== Page text ==

MM: I’m not getting any younger. I’ve been in the current role for 24 years. (1) Curtis has been in the company for over 22. He’s incredibly capable and ready to take the helm, and I have a more diverse set of interests today that I want to explore.

Back in 1996, this magazine described your father’s vision for the company this way: Maple Leaf Foods would be “recreated in the McCain Foods mould—lean, mean and capable of producing enormous profits.” Has that vision been achieved?

MM: We had more obstacles than probably we expected. (2) But I think today, we’ve built an organization that has had a much more inspiring, impactful, purposeful journey, in addition to financial success.

When did you decide Curtis was the right person to step into your shoes?

MM: Curtis has been a talented executive for decades. As the board and I began the dialogue of succession five or 10 years ago, obviously Curtis was on the radar screen. He demonstrated long-term success in virtually everything he touched. He had extraordinary followership throughout the organization. He embodied all the leadership values we cherish, and a track record of accountability and delivering results. So, the board and I positioned him as the COO in 2018, and Curtis and I have been very planfully running the business in a two-in-the-box model since then, working together intimately.

Curtis, what do you love about the food business?

CF: I was raised in a small farming community in Saskatchewan, on a mixed family farm. The food business is in my blood. I grew up raising cattle, pigs, chickens, planting and harvesting crops, growing food, eating the proceeds of a family farm, operating machinery. So, I love that it’s consistent with the way I grew up, my personal values. It’s a wonderful business full of great people.

===

### Tasks to carry out
[a] According to the interview text, what position was Curtis given in 2018?
[b] Echo the interview text word for word, from "MM: Curtis has" up to and including "working together intimately.".

== Source excerpt ==

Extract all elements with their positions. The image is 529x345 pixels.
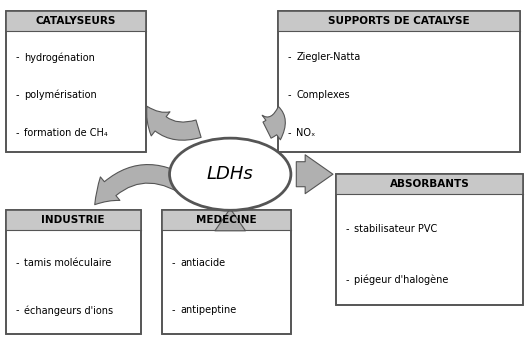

===

### Written responses
[a] He was made COO.

[b]
MM: Curtis has been a talented executive for decades. As the board and I began the dialogue of succession five or 10 years ago, obviously Curtis was on the radar screen. He demonstrated long-term success in virtually everything he touched. He had extraordinary followership throughout the organization. He embodied all the leadership values we cherish, and a track record of accountability and delivering results. So, the board and I positioned him as the COO in 2018, and Curtis and I have been very planfully running the business in a two-in-the-box model since then, working together intimately.